EXERCISE TASK ▸ Collect all lines containing the word "黑莓和微软等几乎所有IT巨鳄们" from the data.

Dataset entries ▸
☆ ☆ ☆ ☆

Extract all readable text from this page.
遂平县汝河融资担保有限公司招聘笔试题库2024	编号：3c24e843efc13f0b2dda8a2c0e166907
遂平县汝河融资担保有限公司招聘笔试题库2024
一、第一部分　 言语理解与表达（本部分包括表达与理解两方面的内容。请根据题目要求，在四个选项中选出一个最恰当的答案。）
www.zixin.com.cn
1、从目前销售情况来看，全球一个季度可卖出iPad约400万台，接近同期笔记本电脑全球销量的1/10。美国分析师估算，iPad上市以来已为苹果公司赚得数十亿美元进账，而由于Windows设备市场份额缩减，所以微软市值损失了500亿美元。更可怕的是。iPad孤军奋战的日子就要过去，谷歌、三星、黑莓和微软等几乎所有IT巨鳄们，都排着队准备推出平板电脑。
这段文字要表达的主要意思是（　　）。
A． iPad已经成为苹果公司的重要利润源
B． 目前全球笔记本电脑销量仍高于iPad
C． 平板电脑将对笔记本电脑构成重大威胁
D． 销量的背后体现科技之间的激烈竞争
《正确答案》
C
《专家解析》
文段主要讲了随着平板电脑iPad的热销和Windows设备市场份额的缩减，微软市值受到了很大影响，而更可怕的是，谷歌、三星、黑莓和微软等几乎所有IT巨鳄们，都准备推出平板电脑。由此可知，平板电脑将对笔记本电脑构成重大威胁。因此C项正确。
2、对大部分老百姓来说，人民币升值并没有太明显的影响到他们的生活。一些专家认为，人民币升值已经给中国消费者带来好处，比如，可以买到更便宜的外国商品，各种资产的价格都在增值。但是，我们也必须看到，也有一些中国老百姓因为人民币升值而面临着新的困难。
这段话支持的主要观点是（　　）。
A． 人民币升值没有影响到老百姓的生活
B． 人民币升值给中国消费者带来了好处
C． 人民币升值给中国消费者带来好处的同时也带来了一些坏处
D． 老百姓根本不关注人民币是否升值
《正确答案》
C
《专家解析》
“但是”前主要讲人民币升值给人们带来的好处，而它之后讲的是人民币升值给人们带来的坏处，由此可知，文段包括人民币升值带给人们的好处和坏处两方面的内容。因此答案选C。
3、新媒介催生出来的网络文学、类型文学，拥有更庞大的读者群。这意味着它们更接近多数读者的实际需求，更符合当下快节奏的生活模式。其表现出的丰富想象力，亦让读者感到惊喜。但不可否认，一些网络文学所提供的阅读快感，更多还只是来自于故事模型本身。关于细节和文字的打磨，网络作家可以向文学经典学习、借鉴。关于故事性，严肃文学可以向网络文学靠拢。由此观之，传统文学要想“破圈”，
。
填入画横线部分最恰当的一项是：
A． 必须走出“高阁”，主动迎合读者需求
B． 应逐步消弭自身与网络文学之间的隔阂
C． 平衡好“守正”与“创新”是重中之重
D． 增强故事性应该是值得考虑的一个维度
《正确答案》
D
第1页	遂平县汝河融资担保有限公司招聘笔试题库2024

☆ ☆ ☆ ☆

FULL RESPONSE ▸
1、从目前销售情况来看，全球一个季度可卖出iPad约400万台，接近同期笔记本电脑全球销量的1/10。美国分析师估算，iPad上市以来已为苹果公司赚得数十亿美元进账，而由于Windows设备市场份额缩减，所以微软市值损失了500亿美元。更可怕的是。iPad孤军奋战的日子就要过去，谷歌、三星、黑莓和微软等几乎所有IT巨鳄们，都排着队准备推出平板电脑。
文段主要讲了随着平板电脑iPad的热销和Windows设备市场份额的缩减，微软市值受到了很大影响，而更可怕的是，谷歌、三星、黑莓和微软等几乎所有IT巨鳄们，都准备推出平板电脑。由此可知，平板电脑将对笔记本电脑构成重大威胁。因此C项正确。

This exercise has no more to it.